• _EXERCISE GOAL_:
Copy all records verbatim.

• _INFORMATION GIVEN_:
•••

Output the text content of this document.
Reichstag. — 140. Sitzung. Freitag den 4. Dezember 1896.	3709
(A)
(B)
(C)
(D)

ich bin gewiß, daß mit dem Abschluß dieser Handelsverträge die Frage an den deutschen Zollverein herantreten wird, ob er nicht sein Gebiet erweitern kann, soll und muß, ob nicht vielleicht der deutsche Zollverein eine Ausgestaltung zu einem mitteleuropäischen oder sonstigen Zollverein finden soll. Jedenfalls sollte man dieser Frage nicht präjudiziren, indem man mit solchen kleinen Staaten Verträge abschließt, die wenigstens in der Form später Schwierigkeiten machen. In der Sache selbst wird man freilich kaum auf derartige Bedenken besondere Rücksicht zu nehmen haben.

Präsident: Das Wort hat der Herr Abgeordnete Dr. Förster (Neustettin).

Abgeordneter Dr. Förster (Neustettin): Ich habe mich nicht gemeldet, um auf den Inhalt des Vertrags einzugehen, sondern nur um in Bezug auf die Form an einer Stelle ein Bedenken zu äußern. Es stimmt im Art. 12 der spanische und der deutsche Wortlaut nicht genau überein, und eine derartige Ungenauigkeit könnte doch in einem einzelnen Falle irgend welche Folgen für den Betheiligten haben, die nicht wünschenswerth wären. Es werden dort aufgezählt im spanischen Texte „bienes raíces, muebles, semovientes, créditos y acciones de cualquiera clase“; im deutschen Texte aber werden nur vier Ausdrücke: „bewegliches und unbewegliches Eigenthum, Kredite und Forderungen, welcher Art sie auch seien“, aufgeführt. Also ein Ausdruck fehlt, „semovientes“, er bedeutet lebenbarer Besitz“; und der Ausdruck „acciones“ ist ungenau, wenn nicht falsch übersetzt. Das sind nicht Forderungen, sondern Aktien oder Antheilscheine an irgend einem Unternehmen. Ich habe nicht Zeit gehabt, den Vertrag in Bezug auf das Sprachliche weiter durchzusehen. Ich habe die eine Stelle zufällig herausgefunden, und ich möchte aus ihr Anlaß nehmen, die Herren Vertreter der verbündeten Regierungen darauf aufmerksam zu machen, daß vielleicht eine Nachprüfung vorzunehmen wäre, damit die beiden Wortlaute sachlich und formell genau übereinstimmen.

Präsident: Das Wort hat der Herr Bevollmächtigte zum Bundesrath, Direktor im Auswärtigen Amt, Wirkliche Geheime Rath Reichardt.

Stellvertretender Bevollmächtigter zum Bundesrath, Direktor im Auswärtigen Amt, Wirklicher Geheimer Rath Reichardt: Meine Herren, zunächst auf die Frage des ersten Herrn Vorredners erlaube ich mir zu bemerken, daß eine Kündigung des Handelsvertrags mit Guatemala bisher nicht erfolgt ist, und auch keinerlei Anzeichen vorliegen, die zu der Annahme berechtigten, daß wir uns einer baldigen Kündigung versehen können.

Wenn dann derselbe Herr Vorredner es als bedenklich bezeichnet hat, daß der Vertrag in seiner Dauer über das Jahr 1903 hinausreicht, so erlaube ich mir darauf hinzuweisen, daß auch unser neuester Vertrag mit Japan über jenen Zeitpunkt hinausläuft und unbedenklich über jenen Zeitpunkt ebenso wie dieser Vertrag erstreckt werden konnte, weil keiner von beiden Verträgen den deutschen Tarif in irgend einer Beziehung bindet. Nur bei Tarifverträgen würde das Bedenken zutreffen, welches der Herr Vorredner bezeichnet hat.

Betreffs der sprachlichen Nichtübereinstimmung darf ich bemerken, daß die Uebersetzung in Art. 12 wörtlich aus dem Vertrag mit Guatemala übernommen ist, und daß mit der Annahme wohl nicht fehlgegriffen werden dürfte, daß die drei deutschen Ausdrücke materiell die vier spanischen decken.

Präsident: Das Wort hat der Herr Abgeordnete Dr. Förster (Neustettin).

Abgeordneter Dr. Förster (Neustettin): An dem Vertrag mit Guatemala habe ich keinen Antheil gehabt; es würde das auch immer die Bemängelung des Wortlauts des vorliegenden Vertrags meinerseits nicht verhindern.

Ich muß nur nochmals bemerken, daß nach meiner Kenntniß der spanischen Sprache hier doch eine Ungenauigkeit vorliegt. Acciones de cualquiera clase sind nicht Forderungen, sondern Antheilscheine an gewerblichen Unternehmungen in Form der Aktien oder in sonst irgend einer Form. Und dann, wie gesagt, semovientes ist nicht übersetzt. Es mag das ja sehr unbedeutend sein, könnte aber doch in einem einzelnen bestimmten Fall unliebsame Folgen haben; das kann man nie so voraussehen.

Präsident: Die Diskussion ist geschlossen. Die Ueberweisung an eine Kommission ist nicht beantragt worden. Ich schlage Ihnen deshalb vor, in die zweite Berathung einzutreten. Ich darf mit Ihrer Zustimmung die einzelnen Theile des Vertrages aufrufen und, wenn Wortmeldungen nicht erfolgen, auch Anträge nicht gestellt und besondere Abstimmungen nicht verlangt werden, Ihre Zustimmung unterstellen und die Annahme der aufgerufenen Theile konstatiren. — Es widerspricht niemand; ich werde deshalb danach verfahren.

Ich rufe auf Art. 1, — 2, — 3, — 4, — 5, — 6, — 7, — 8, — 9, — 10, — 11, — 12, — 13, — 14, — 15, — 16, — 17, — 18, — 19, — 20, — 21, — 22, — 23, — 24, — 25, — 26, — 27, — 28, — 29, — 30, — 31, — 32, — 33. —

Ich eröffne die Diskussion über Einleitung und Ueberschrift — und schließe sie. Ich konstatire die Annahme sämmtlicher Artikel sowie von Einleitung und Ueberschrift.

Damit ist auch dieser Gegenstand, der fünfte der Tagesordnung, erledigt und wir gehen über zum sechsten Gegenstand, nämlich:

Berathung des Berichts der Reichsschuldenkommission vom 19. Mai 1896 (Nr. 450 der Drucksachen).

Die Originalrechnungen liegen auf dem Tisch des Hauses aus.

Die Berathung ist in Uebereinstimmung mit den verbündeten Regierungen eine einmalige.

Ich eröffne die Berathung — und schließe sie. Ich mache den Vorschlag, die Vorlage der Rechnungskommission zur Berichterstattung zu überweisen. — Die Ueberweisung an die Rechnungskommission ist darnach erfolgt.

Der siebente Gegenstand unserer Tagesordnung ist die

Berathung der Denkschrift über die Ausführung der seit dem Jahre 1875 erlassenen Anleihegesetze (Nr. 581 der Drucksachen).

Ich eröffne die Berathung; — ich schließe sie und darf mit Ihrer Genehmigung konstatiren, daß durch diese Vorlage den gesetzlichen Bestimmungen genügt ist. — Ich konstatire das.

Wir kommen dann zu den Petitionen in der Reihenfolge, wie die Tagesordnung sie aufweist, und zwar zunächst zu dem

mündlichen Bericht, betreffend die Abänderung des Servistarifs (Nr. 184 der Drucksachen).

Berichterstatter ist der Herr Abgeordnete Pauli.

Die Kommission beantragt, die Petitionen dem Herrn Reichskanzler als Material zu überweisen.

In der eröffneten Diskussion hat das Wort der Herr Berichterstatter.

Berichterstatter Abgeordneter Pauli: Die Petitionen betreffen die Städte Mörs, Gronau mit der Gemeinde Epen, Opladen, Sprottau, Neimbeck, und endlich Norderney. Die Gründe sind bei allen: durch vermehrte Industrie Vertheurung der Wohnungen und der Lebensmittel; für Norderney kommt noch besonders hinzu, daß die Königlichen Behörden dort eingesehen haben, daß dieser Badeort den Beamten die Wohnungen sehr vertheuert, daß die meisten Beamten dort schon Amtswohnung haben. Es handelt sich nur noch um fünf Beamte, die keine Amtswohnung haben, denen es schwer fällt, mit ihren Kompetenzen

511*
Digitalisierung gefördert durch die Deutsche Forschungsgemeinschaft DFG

•••

• _RESULT_:
Output the text content of this document.
Reichstag. — 140. Sitzung. Freitag den 4. Dezember 1896.	3709
(A)
(B)
(C)
(D)

ich bin gewiß, daß mit dem Abschluß dieser Handelsverträge die Frage an den deutschen Zollverein herantreten wird, ob er nicht sein Gebiet erweitern kann, soll und muß, ob nicht vielleicht der deutsche Zollverein eine Ausgestaltung zu einem mitteleuropäischen oder sonstigen Zollverein finden soll. Jedenfalls sollte man dieser Frage nicht präjudiziren, indem man mit solchen kleinen Staaten Verträge abschließt, die wenigstens in der Form später Schwierigkeiten machen. In der Sache selbst wird man freilich kaum auf derartige Bedenken besondere Rücksicht zu nehmen haben.

Präsident: Das Wort hat der Herr Abgeordnete Dr. Förster (Neustettin).

Abgeordneter Dr. Förster (Neustettin): Ich habe mich nicht gemeldet, um auf den Inhalt des Vertrags einzugehen, sondern nur um in Bezug auf die Form an einer Stelle ein Bedenken zu äußern. Es stimmt im Art. 12 der spanische und der deutsche Wortlaut nicht genau überein, und eine derartige Ungenauigkeit könnte doch in einem einzelnen Falle irgend welche Folgen für den Betheiligten haben, die nicht wünschenswerth wären. Es werden dort aufgezählt im spanischen Texte „bienes raíces, muebles, semovientes, créditos y acciones de cualquiera clase“; im deutschen Texte aber werden nur vier Ausdrücke: „bewegliches und unbewegliches Eigenthum, Kredite und Forderungen, welcher Art sie auch seien“, aufgeführt. Also ein Ausdruck fehlt, „semovientes“, er bedeutet lebenbarer Besitz“; und der Ausdruck „acciones“ ist ungenau, wenn nicht falsch übersetzt. Das sind nicht Forderungen, sondern Aktien oder Antheilscheine an irgend einem Unternehmen. Ich habe nicht Zeit gehabt, den Vertrag in Bezug auf das Sprachliche weiter durchzusehen. Ich habe die eine Stelle zufällig herausgefunden, und ich möchte aus ihr Anlaß nehmen, die Herren Vertreter der verbündeten Regierungen darauf aufmerksam zu machen, daß vielleicht eine Nachprüfung vorzunehmen wäre, damit die beiden Wortlaute sachlich und formell genau übereinstimmen.

Präsident: Das Wort hat der Herr Bevollmächtigte zum Bundesrath, Direktor im Auswärtigen Amt, Wirkliche Geheime Rath Reichardt.

Stellvertretender Bevollmächtigter zum Bundesrath, Direktor im Auswärtigen Amt, Wirklicher Geheimer Rath Reichardt: Meine Herren, zunächst auf die Frage des ersten Herrn Vorredners erlaube ich mir zu bemerken, daß eine Kündigung des Handelsvertrags mit Guatemala bisher nicht erfolgt ist, und auch keinerlei Anzeichen vorliegen, die zu der Annahme berechtigten, daß wir uns einer baldigen Kündigung versehen können.

Wenn dann derselbe Herr Vorredner es als bedenklich bezeichnet hat, daß der Vertrag in seiner Dauer über das Jahr 1903 hinausreicht, so erlaube ich mir darauf hinzuweisen, daß auch unser neuester Vertrag mit Japan über jenen Zeitpunkt hinausläuft und unbedenklich über jenen Zeitpunkt ebenso wie dieser Vertrag erstreckt werden konnte, weil keiner von beiden Verträgen den deutschen Tarif in irgend einer Beziehung bindet. Nur bei Tarifverträgen würde das Bedenken zutreffen, welches der Herr Vorredner bezeichnet hat.

Betreffs der sprachlichen Nichtübereinstimmung darf ich bemerken, daß die Uebersetzung in Art. 12 wörtlich aus dem Vertrag mit Guatemala übernommen ist, und daß mit der Annahme wohl nicht fehlgegriffen werden dürfte, daß die drei deutschen Ausdrücke materiell die vier spanischen decken.

Präsident: Das Wort hat der Herr Abgeordnete Dr. Förster (Neustettin).

Abgeordneter Dr. Förster (Neustettin): An dem Vertrag mit Guatemala habe ich keinen Antheil gehabt; es würde das auch immer die Bemängelung des Wortlauts des vorliegenden Vertrags meinerseits nicht verhindern.

Ich muß nur nochmals bemerken, daß nach meiner Kenntniß der spanischen Sprache hier doch eine Ungenauigkeit vorliegt. Acciones de cualquiera clase sind nicht Forderungen, sondern Antheilscheine an gewerblichen Unternehmungen in Form der Aktien oder in sonst irgend einer Form. Und dann, wie gesagt, semovientes ist nicht übersetzt. Es mag das ja sehr unbedeutend sein, könnte aber doch in einem einzelnen bestimmten Fall unliebsame Folgen haben; das kann man nie so voraussehen.

Präsident: Die Diskussion ist geschlossen. Die Ueberweisung an eine Kommission ist nicht beantragt worden. Ich schlage Ihnen deshalb vor, in die zweite Berathung einzutreten. Ich darf mit Ihrer Zustimmung die einzelnen Theile des Vertrages aufrufen und, wenn Wortmeldungen nicht erfolgen, auch Anträge nicht gestellt und besondere Abstimmungen nicht verlangt werden, Ihre Zustimmung unterstellen und die Annahme der aufgerufenen Theile konstatiren. — Es widerspricht niemand; ich werde deshalb danach verfahren.

Ich rufe auf Art. 1, — 2, — 3, — 4, — 5, — 6, — 7, — 8, — 9, — 10, — 11, — 12, — 13, — 14, — 15, — 16, — 17, — 18, — 19, — 20, — 21, — 22, — 23, — 24, — 25, — 26, — 27, — 28, — 29, — 30, — 31, — 32, — 33. —

Ich eröffne die Diskussion über Einleitung und Ueberschrift — und schließe sie. Ich konstatire die Annahme sämmtlicher Artikel sowie von Einleitung und Ueberschrift.

Damit ist auch dieser Gegenstand, der fünfte der Tagesordnung, erledigt und wir gehen über zum sechsten Gegenstand, nämlich:

Berathung des Berichts der Reichsschuldenkommission vom 19. Mai 1896 (Nr. 450 der Drucksachen).

Die Originalrechnungen liegen auf dem Tisch des Hauses aus.

Die Berathung ist in Uebereinstimmung mit den verbündeten Regierungen eine einmalige.

Ich eröffne die Berathung — und schließe sie. Ich mache den Vorschlag, die Vorlage der Rechnungskommission zur Berichterstattung zu überweisen. — Die Ueberweisung an die Rechnungskommission ist darnach erfolgt.

Der siebente Gegenstand unserer Tagesordnung ist die

Berathung der Denkschrift über die Ausführung der seit dem Jahre 1875 erlassenen Anleihegesetze (Nr. 581 der Drucksachen).

Ich eröffne die Berathung; — ich schließe sie und darf mit Ihrer Genehmigung konstatiren, daß durch diese Vorlage den gesetzlichen Bestimmungen genügt ist. — Ich konstatire das.

Wir kommen dann zu den Petitionen in der Reihenfolge, wie die Tagesordnung sie aufweist, und zwar zunächst zu dem

mündlichen Bericht, betreffend die Abänderung des Servistarifs (Nr. 184 der Drucksachen).

Berichterstatter ist der Herr Abgeordnete Pauli.

Die Kommission beantragt, die Petitionen dem Herrn Reichskanzler als Material zu überweisen.

In der eröffneten Diskussion hat das Wort der Herr Berichterstatter.

Berichterstatter Abgeordneter Pauli: Die Petitionen betreffen die Städte Mörs, Gronau mit der Gemeinde Epen, Opladen, Sprottau, Neimbeck, und endlich Norderney. Die Gründe sind bei allen: durch vermehrte Industrie Vertheurung der Wohnungen und der Lebensmittel; für Norderney kommt noch besonders hinzu, daß die Königlichen Behörden dort eingesehen haben, daß dieser Badeort den Beamten die Wohnungen sehr vertheuert, daß die meisten Beamten dort schon Amtswohnung haben. Es handelt sich nur noch um fünf Beamte, die keine Amtswohnung haben, denen es schwer fällt, mit ihren Kompetenzen

511*
Digitalisierung gefördert durch die Deutsche Forschungsgemeinschaft DFG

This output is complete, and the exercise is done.